WHAT IS EXPECTED: Repeat all of the data precisely.

PROVIDED DATA:

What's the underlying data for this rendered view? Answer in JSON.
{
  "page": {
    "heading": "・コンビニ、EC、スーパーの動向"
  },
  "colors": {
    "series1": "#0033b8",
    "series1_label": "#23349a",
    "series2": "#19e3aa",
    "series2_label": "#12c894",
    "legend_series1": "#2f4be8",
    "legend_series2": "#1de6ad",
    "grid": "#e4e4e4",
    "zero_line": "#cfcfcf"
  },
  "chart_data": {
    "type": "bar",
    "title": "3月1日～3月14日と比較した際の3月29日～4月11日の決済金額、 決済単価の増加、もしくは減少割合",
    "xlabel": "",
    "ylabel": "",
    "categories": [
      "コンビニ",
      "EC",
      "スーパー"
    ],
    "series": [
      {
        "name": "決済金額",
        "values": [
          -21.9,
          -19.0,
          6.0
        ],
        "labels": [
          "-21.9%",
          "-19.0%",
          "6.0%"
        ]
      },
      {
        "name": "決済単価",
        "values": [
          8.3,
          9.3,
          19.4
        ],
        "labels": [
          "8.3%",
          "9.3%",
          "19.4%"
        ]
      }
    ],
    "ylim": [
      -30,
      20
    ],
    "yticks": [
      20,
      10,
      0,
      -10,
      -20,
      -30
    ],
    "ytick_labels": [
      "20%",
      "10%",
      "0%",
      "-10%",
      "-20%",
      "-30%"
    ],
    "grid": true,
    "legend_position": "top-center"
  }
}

OUTPUT FOR THIS TASK:
What's the underlying data for this rendered view? Answer in JSON.
{
  "page": {
    "heading": "・コンビニ、EC、スーパーの動向"
  },
  "colors": {
    "series1": "#0033b8",
    "series1_label": "#23349a",
    "series2": "#19e3aa",
    "series2_label": "#12c894",
    "legend_series1": "#2f4be8",
    "legend_series2": "#1de6ad",
    "grid": "#e4e4e4",
    "zero_line": "#cfcfcf"
  },
  "chart_data": {
    "type": "bar",
    "title": "3月1日～3月14日と比較した際の3月29日～4月11日の決済金額、 決済単価の増加、もしくは減少割合",
    "xlabel": "",
    "ylabel": "",
    "categories": [
      "コンビニ",
      "EC",
      "スーパー"
    ],
    "series": [
      {
        "name": "決済金額",
        "values": [
          -21.9,
          -19.0,
          6.0
        ],
        "labels": [
          "-21.9%",
          "-19.0%",
          "6.0%"
        ]
      },
      {
        "name": "決済単価",
        "values": [
          8.3,
          9.3,
          19.4
        ],
        "labels": [
          "8.3%",
          "9.3%",
          "19.4%"
        ]
      }
    ],
    "ylim": [
      -30,
      20
    ],
    "yticks": [
      20,
      10,
      0,
      -10,
      -20,
      -30
    ],
    "ytick_labels": [
      "20%",
      "10%",
      "0%",
      "-10%",
      "-20%",
      "-30%"
    ],
    "grid": true,
    "legend_position": "top-center"
  }
}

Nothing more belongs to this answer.